--- Work required ---
Among the entries, which lines carry the string "absence"? Copy each of them.

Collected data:

..............................

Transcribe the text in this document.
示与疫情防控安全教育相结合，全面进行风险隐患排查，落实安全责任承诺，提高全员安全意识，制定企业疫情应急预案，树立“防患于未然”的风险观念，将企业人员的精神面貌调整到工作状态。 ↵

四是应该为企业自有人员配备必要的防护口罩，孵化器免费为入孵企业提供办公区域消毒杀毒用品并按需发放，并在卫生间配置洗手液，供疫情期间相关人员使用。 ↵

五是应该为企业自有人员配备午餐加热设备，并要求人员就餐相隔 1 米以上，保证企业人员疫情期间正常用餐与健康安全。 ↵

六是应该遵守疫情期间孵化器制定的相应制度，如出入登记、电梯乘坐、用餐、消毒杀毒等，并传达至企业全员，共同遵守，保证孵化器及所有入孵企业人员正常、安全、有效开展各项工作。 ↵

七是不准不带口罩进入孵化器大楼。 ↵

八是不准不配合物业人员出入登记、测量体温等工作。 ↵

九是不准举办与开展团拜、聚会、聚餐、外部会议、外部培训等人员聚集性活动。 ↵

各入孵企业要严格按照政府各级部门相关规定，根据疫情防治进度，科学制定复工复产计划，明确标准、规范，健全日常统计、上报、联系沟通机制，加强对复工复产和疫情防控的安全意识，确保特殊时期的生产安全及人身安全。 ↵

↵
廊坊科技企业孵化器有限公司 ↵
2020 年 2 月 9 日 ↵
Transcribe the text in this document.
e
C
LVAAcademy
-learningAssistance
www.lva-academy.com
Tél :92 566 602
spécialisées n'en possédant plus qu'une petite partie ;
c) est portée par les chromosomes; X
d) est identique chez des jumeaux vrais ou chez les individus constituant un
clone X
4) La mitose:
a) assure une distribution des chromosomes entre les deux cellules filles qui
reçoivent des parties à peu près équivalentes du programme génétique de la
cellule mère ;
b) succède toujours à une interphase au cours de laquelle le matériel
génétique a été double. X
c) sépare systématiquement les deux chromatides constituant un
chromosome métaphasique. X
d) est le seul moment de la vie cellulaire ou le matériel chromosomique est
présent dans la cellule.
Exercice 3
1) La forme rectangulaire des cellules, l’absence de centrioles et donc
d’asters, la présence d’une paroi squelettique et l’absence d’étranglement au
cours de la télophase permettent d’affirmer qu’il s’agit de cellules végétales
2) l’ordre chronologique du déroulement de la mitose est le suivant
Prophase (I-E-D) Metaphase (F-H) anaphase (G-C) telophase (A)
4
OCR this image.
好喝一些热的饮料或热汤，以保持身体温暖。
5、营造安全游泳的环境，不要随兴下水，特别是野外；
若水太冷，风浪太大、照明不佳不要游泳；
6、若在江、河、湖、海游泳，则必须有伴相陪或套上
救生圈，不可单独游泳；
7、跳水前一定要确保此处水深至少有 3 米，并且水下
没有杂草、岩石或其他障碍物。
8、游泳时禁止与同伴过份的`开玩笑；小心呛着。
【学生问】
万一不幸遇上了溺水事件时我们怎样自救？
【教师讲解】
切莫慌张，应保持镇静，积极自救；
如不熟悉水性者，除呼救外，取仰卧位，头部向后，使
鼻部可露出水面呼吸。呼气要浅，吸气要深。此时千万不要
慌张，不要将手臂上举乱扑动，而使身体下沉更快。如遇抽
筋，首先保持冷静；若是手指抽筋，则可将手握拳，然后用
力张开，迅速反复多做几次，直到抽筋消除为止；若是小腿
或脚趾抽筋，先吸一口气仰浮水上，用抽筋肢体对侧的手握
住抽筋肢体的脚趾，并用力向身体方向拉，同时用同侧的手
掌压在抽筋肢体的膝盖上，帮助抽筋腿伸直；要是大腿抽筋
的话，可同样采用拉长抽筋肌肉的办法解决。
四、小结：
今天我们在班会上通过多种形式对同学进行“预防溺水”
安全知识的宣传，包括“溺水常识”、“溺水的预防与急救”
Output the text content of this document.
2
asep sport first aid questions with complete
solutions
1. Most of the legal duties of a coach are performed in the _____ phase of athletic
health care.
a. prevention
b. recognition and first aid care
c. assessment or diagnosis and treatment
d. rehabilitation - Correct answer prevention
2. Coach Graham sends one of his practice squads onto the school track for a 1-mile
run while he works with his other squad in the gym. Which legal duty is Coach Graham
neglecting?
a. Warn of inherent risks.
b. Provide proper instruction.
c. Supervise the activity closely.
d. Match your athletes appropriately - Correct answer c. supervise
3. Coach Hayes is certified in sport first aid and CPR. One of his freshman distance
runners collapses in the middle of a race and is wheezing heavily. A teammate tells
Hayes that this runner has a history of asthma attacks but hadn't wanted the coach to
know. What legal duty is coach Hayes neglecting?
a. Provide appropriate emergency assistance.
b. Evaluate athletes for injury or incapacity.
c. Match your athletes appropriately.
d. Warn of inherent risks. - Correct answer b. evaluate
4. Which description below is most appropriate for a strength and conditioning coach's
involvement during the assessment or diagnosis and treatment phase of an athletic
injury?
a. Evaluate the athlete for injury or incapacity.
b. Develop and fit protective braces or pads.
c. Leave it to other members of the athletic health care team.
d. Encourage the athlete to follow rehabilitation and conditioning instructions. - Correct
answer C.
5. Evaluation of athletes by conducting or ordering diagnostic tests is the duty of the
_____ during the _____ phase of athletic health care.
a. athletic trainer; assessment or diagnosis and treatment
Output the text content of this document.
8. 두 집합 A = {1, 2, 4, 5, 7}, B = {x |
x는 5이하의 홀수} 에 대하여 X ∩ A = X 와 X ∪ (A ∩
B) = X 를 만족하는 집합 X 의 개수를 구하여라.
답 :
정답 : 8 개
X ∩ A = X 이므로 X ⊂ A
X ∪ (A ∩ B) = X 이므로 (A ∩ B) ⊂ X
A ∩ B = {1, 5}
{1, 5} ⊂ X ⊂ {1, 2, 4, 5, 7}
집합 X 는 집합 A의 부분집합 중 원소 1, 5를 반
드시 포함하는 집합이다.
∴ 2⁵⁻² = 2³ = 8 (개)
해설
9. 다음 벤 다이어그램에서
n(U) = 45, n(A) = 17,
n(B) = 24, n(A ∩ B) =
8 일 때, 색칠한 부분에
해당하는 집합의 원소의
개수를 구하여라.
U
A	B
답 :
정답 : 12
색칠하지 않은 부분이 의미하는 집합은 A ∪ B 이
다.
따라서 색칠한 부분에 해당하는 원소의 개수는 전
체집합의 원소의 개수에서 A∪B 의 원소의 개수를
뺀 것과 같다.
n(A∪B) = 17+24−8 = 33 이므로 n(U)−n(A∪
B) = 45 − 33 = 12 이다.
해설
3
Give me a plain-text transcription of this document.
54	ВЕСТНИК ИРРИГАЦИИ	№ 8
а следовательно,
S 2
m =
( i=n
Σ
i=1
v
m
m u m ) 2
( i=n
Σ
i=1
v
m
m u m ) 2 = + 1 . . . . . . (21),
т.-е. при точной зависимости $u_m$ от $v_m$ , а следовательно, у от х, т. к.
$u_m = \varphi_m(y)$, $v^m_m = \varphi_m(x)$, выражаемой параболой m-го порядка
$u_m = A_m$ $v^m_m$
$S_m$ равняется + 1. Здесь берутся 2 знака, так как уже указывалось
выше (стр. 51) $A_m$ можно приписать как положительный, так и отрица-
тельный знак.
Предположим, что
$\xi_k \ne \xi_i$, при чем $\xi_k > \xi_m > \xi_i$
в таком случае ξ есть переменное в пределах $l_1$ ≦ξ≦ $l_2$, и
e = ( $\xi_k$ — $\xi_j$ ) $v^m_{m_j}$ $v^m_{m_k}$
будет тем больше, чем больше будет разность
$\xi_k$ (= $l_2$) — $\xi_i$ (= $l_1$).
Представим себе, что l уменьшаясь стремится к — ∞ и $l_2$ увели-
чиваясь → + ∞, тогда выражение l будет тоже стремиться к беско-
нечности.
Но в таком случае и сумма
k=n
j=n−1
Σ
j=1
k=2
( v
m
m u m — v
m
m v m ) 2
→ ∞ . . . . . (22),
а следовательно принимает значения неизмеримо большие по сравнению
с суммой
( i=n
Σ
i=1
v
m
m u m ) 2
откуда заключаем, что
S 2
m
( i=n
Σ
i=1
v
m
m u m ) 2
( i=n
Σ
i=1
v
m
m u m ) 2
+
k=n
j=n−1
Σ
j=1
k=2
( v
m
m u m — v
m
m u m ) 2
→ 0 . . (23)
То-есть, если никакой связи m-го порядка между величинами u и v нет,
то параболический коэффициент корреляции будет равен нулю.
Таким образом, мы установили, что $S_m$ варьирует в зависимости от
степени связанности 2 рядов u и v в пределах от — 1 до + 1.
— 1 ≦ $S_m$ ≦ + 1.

..............................

--- Response to this exercise ---
1) La forme rectangulaire des cellules, l’absence de centrioles et donc
d’asters, la présence d’une paroi squelettique et l’absence d’étranglement au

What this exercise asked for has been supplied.